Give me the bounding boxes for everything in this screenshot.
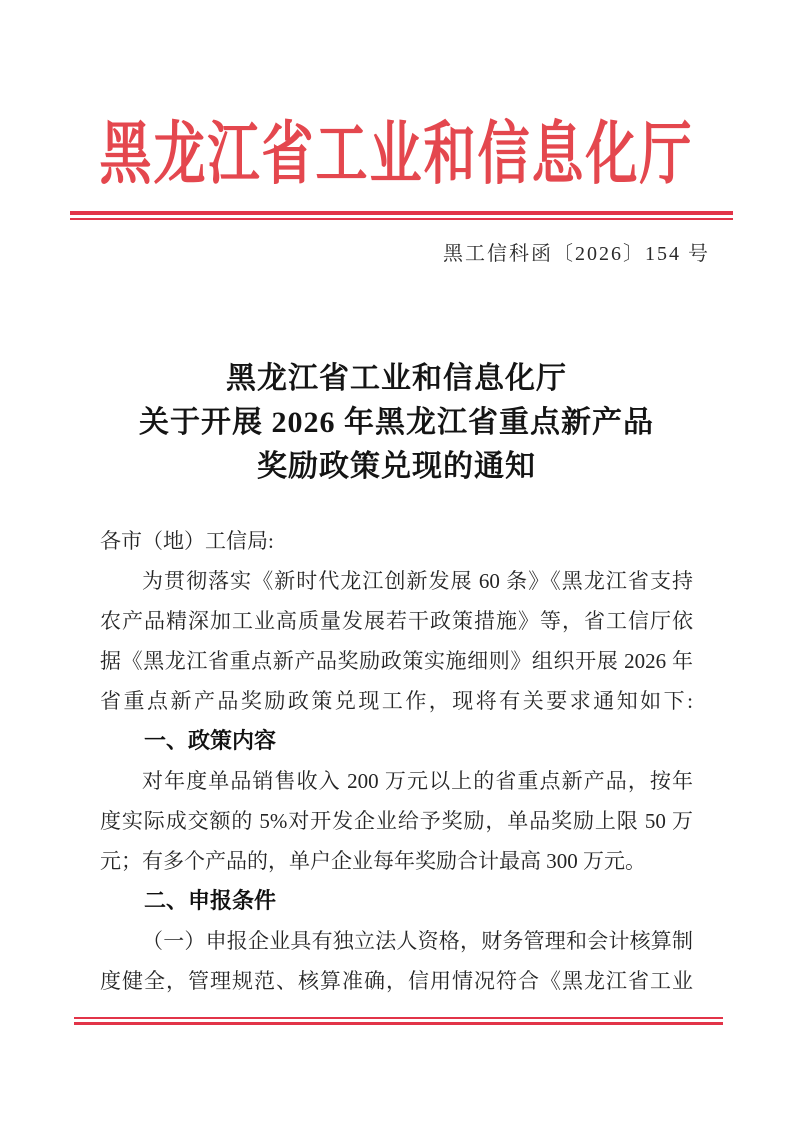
paragraph-1-line: 据《黑龙江省重点新产品奖励政策实施细则》组织开展 2026 年 <box>100 649 693 673</box>
paragraph-1-line: 农产品精深加工业高质量发展若干政策措施》等，省工信厅依 <box>100 609 693 633</box>
divider-thin-line <box>70 218 733 220</box>
title-line-3: 奖励政策兑现的通知 <box>257 450 536 483</box>
divider-thick-line <box>74 1022 723 1025</box>
document-body <box>100 521 693 1001</box>
title-line-1: 黑龙江省工业和信息化厅 <box>226 362 567 395</box>
paragraph-3-line: （一）申报企业具有独立法人资格，财务管理和会计核算制 <box>142 929 693 953</box>
title-line-2: 关于开展 2026 年黑龙江省重点新产品 <box>139 406 654 439</box>
section-heading-2: 二、申报条件 <box>144 888 277 913</box>
section-heading-1: 一、政策内容 <box>144 728 277 753</box>
paragraph-2-line: 对年度单品销售收入 200 万元以上的省重点新产品，按年 <box>142 769 693 793</box>
letterhead-divider <box>70 211 733 220</box>
paragraph-1-line: 为贯彻落实《新时代龙江创新发展 60 条》《黑龙江省支持 <box>142 569 693 593</box>
divider-thin-line <box>74 1017 723 1019</box>
document-title <box>0 357 793 489</box>
paragraph-2-line: 度实际成交额的 5%对开发企业给予奖励，单品奖励上限 50 万 <box>100 809 693 833</box>
letterhead-agency-name: 黑龙江省工业和信息化厅 <box>99 118 694 194</box>
divider-thick-line <box>70 211 733 215</box>
paragraph-2-line: 元；有多个产品的，单户企业每年奖励合计最高 300 万元。 <box>100 849 646 873</box>
footer-divider <box>74 1017 723 1025</box>
paragraph-3-line: 度健全，管理规范、核算准确，信用情况符合《黑龙江省工业 <box>100 969 693 993</box>
paragraph-1-line: 省重点新产品奖励政策兑现工作，现将有关要求通知如下: <box>100 689 693 713</box>
salutation: 各市（地）工信局: <box>100 529 274 553</box>
document-reference-number: 黑工信科函〔2026〕154 号 <box>443 243 710 265</box>
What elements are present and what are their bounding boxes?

□ □ □

Task details :: Lay out everything from the line containing "paragraph-1-line: 据《黑龙江省重点新产品奖励政策实施细则》组织开展 2026" down to the final line as a numbered list, leaving out any blank lines.

Correct result ::
1. paragraph-1-line: 据《黑龙江省重点新产品奖励政策实施细则》组织开展 2026 年 <box>100 649 693 673</box>
2. paragraph-1-line: 农产品精深加工业高质量发展若干政策措施》等，省工信厅依 <box>100 609 693 633</box>
3. divider-thin-line <box>70 218 733 220</box>
4. title-line-3: 奖励政策兑现的通知 <box>257 450 536 483</box>
5. divider-thick-line <box>74 1022 723 1025</box>
6. document-body <box>100 521 693 1001</box>
7. title-line-1: 黑龙江省工业和信息化厅 <box>226 362 567 395</box>
8. paragraph-3-line: （一）申报企业具有独立法人资格，财务管理和会计核算制 <box>142 929 693 953</box>
9. title-line-2: 关于开展 2026 年黑龙江省重点新产品 <box>139 406 654 439</box>
10. section-heading-2: 二、申报条件 <box>144 888 277 913</box>
11. section-heading-1: 一、政策内容 <box>144 728 277 753</box>
12. paragraph-2-line: 对年度单品销售收入 200 万元以上的省重点新产品，按年 <box>142 769 693 793</box>
13. letterhead-divider <box>70 211 733 220</box>
14. paragraph-1-line: 为贯彻落实《新时代龙江创新发展 60 条》《黑龙江省支持 <box>142 569 693 593</box>
15. divider-thin-line <box>74 1017 723 1019</box>
16. document-title <box>0 357 793 489</box>
17. paragraph-2-line: 度实际成交额的 5%对开发企业给予奖励，单品奖励上限 50 万 <box>100 809 693 833</box>
18. letterhead-agency-name: 黑龙江省工业和信息化厅 <box>99 118 694 194</box>
19. divider-thick-line <box>70 211 733 215</box>
20. paragraph-2-line: 元；有多个产品的，单户企业每年奖励合计最高 300 万元。 <box>100 849 646 873</box>
21. footer-divider <box>74 1017 723 1025</box>
22. paragraph-3-line: 度健全，管理规范、核算准确，信用情况符合《黑龙江省工业 <box>100 969 693 993</box>
23. paragraph-1-line: 省重点新产品奖励政策兑现工作，现将有关要求通知如下: <box>100 689 693 713</box>
24. salutation: 各市（地）工信局: <box>100 529 274 553</box>
25. document-reference-number: 黑工信科函〔2026〕154 号 <box>443 243 710 265</box>
26. What elements are present and what are their bounding boxes?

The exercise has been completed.